=== Requirement ===
Please write out the material that follows, exactly as it stands.

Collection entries
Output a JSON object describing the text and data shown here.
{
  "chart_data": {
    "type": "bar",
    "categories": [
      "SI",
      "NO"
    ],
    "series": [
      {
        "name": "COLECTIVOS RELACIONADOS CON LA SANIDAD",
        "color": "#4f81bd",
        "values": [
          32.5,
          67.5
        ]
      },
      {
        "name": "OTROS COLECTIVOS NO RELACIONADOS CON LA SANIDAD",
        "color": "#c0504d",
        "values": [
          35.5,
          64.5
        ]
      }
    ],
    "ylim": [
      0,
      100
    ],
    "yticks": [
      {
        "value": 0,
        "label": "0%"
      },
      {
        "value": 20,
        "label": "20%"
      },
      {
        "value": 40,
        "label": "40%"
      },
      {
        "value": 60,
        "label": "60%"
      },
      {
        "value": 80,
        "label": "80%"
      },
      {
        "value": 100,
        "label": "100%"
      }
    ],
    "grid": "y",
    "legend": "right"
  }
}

=== Task result ===
Output a JSON object describing the text and data shown here.
{
  "chart_data": {
    "type": "bar",
    "categories": [
      "SI",
      "NO"
    ],
    "series": [
      {
        "name": "COLECTIVOS RELACIONADOS CON LA SANIDAD",
        "color": "#4f81bd",
        "values": [
          32.5,
          67.5
        ]
      },
      {
        "name": "OTROS COLECTIVOS NO RELACIONADOS CON LA SANIDAD",
        "color": "#c0504d",
        "values": [
          35.5,
          64.5
        ]
      }
    ],
    "ylim": [
      0,
      100
    ],
    "yticks": [
      {
        "value": 0,
        "label": "0%"
      },
      {
        "value": 20,
        "label": "20%"
      },
      {
        "value": 40,
        "label": "40%"
      },
      {
        "value": 60,
        "label": "60%"
      },
      {
        "value": 80,
        "label": "80%"
      },
      {
        "value": 100,
        "label": "100%"
      }
    ],
    "grid": "y",
    "legend": "right"
  }
}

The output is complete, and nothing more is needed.